Give back every line exactly as it appears, pictures excluded.

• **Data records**
━━━━━━━━━━

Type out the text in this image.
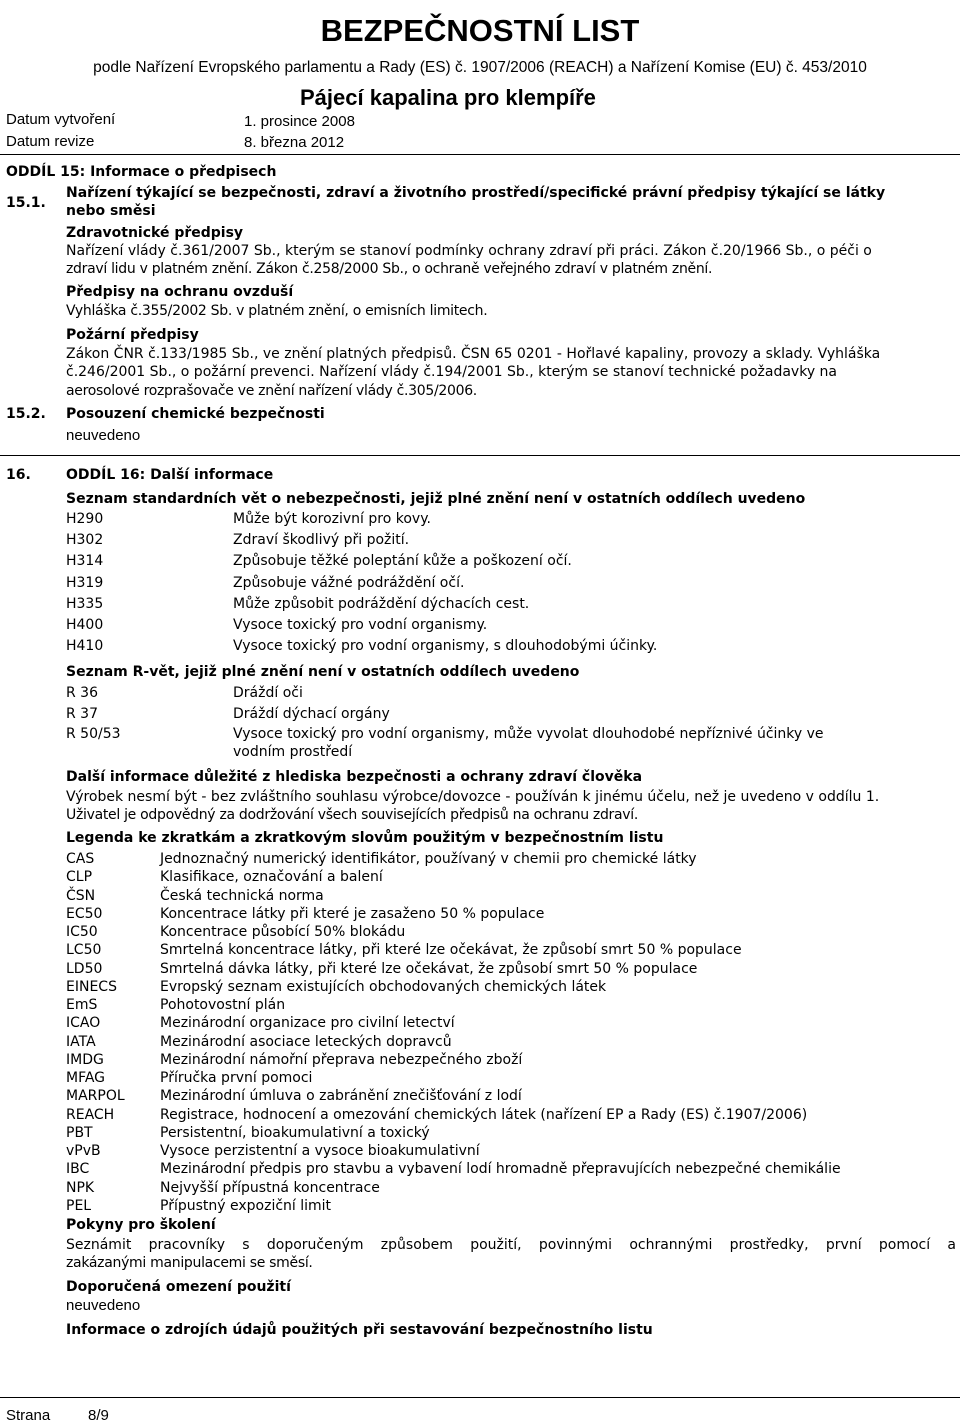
BEZPEČNOSTNÍ LIST
podle Nařízení Evropského parlamentu a Rady (ES) č. 1907/2006 (REACH) a Nařízení Komise (EU) č. 453/2010
Pájecí kapalina pro klempíře
Datum vytvoření	1. prosince 2008
Datum revize	8. března 2012
ODDÍL 15: Informace o předpisech
15.1.
Nařízení týkající se bezpečnosti, zdraví a životního prostředí/specifické právní předpisy týkající se látky
nebo směsi
Zdravotnické předpisy
Nařízení vlády č.361/2007 Sb., kterým se stanoví podmínky ochrany zdraví při práci. Zákon č.20/1966 Sb., o péči o
zdraví lidu v platném znění. Zákon č.258/2000 Sb., o ochraně veřejného zdraví v platném znění.
Předpisy na ochranu ovzduší
Vyhláška č.355/2002 Sb. v platném znění, o emisních limitech.
Požární předpisy
Zákon ČNR č.133/1985 Sb., ve znění platných předpisů. ČSN 65 0201 - Hořlavé kapaliny, provozy a sklady. Vyhláška
č.246/2001 Sb., o požární prevenci. Nařízení vlády č.194/2001 Sb., kterým se stanoví technické požadavky na
aerosolové rozprašovače ve znění nařízení vlády č.305/2006.
15.2. Posouzení chemické bezpečnosti
neuvedeno
16.	ODDÍL 16: Další informace
Seznam standardních vět o nebezpečnosti, jejiž plné znění není v ostatních oddílech uvedeno
H290	Může být korozivní pro kovy.
H302	Zdraví škodlivý při požití.
H314	Způsobuje těžké poleptání kůže a poškození očí.
H319	Způsobuje vážné podráždění očí.
H335	Může způsobit podráždění dýchacích cest.
H400	Vysoce toxický pro vodní organismy.
H410	Vysoce toxický pro vodní organismy, s dlouhodobými účinky.
Seznam R-vět, jejiž plné znění není v ostatních oddílech uvedeno
R 36	Dráždí oči
R 37	Dráždí dýchací orgány
R 50/53	Vysoce toxický pro vodní organismy, může vyvolat dlouhodobé nepříznivé účinky ve
vodním prostředí
Další informace důležité z hlediska bezpečnosti a ochrany zdraví člověka
Výrobek nesmí být - bez zvláštního souhlasu výrobce/dovozce - používán k jinému účelu, než je uvedeno v oddílu 1.
Uživatel je odpovědný za dodržování všech souvisejících předpisů na ochranu zdraví.
Legenda ke zkratkám a zkratkovým slovům použitým v bezpečnostním listu
CAS	Jednoznačný numerický identifikátor, používaný v chemii pro chemické látky
CLP	Klasifikace, označování a balení
ČSN	Česká technická norma
EC50	Koncentrace látky při které je zasaženo 50 % populace
IC50	Koncentrace působící 50% blokádu
LC50	Smrtelná koncentrace látky, při které lze očekávat, že způsobí smrt 50 % populace
LD50	Smrtelná dávka látky, při které lze očekávat, že způsobí smrt 50 % populace
EINECS	Evropský seznam existujících obchodovaných chemických látek
EmS	Pohotovostní plán
ICAO	Mezinárodní organizace pro civilní letectví
IATA	Mezinárodní asociace leteckých dopravců
IMDG	Mezinárodní námořní přeprava nebezpečného zboží
MFAG	Příručka první pomoci
MARPOL	Mezinárodní úmluva o zabránění znečišťování z lodí
REACH	Registrace, hodnocení a omezování chemických látek (nařízení EP a Rady (ES) č.1907/2006)
PBT	Persistentní, bioakumulativní a toxický
vPvB	Vysoce perzistentní a vysoce bioakumulativní
IBC	Mezinárodní předpis pro stavbu a vybavení lodí hromadně přepravujících nebezpečné chemikálie
NPK	Nejvyšší přípustná koncentrace
PEL	Přípustný expoziční limit
Pokyny pro školení
Seznámit pracovníky s doporučeným způsobem použití, povinnými ochrannými prostředky, první pomocí a
zakázanými manipulacemi se směsí.
Doporučená omezení použití
neuvedeno
Informace o zdrojích údajů použitých při sestavování bezpečnostního listu
Strana	8/9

━━━━━━━━━━

• **SOLVED EXERCISE**
Type out the text in this image.
BEZPEČNOSTNÍ LIST
podle Nařízení Evropského parlamentu a Rady (ES) č. 1907/2006 (REACH) a Nařízení Komise (EU) č. 453/2010
Pájecí kapalina pro klempíře
Datum vytvoření	1. prosince 2008
Datum revize	8. března 2012
ODDÍL 15: Informace o předpisech
15.1.
Nařízení týkající se bezpečnosti, zdraví a životního prostředí/specifické právní předpisy týkající se látky
nebo směsi
Zdravotnické předpisy
Nařízení vlády č.361/2007 Sb., kterým se stanoví podmínky ochrany zdraví při práci. Zákon č.20/1966 Sb., o péči o
zdraví lidu v platném znění. Zákon č.258/2000 Sb., o ochraně veřejného zdraví v platném znění.
Předpisy na ochranu ovzduší
Vyhláška č.355/2002 Sb. v platném znění, o emisních limitech.
Požární předpisy
Zákon ČNR č.133/1985 Sb., ve znění platných předpisů. ČSN 65 0201 - Hořlavé kapaliny, provozy a sklady. Vyhláška
č.246/2001 Sb., o požární prevenci. Nařízení vlády č.194/2001 Sb., kterým se stanoví technické požadavky na
aerosolové rozprašovače ve znění nařízení vlády č.305/2006.
15.2. Posouzení chemické bezpečnosti
neuvedeno
16.	ODDÍL 16: Další informace
Seznam standardních vět o nebezpečnosti, jejiž plné znění není v ostatních oddílech uvedeno
H290	Může být korozivní pro kovy.
H302	Zdraví škodlivý při požití.
H314	Způsobuje těžké poleptání kůže a poškození očí.
H319	Způsobuje vážné podráždění očí.
H335	Může způsobit podráždění dýchacích cest.
H400	Vysoce toxický pro vodní organismy.
H410	Vysoce toxický pro vodní organismy, s dlouhodobými účinky.
Seznam R-vět, jejiž plné znění není v ostatních oddílech uvedeno
R 36	Dráždí oči
R 37	Dráždí dýchací orgány
R 50/53	Vysoce toxický pro vodní organismy, může vyvolat dlouhodobé nepříznivé účinky ve
vodním prostředí
Další informace důležité z hlediska bezpečnosti a ochrany zdraví člověka
Výrobek nesmí být - bez zvláštního souhlasu výrobce/dovozce - používán k jinému účelu, než je uvedeno v oddílu 1.
Uživatel je odpovědný za dodržování všech souvisejících předpisů na ochranu zdraví.
Legenda ke zkratkám a zkratkovým slovům použitým v bezpečnostním listu
CAS	Jednoznačný numerický identifikátor, používaný v chemii pro chemické látky
CLP	Klasifikace, označování a balení
ČSN	Česká technická norma
EC50	Koncentrace látky při které je zasaženo 50 % populace
IC50	Koncentrace působící 50% blokádu
LC50	Smrtelná koncentrace látky, při které lze očekávat, že způsobí smrt 50 % populace
LD50	Smrtelná dávka látky, při které lze očekávat, že způsobí smrt 50 % populace
EINECS	Evropský seznam existujících obchodovaných chemických látek
EmS	Pohotovostní plán
ICAO	Mezinárodní organizace pro civilní letectví
IATA	Mezinárodní asociace leteckých dopravců
IMDG	Mezinárodní námořní přeprava nebezpečného zboží
MFAG	Příručka první pomoci
MARPOL	Mezinárodní úmluva o zabránění znečišťování z lodí
REACH	Registrace, hodnocení a omezování chemických látek (nařízení EP a Rady (ES) č.1907/2006)
PBT	Persistentní, bioakumulativní a toxický
vPvB	Vysoce perzistentní a vysoce bioakumulativní
IBC	Mezinárodní předpis pro stavbu a vybavení lodí hromadně přepravujících nebezpečné chemikálie
NPK	Nejvyšší přípustná koncentrace
PEL	Přípustný expoziční limit
Pokyny pro školení
Seznámit pracovníky s doporučeným způsobem použití, povinnými ochrannými prostředky, první pomocí a
zakázanými manipulacemi se směsí.
Doporučená omezení použití
neuvedeno
Informace o zdrojích údajů použitých při sestavování bezpečnostního listu
Strana	8/9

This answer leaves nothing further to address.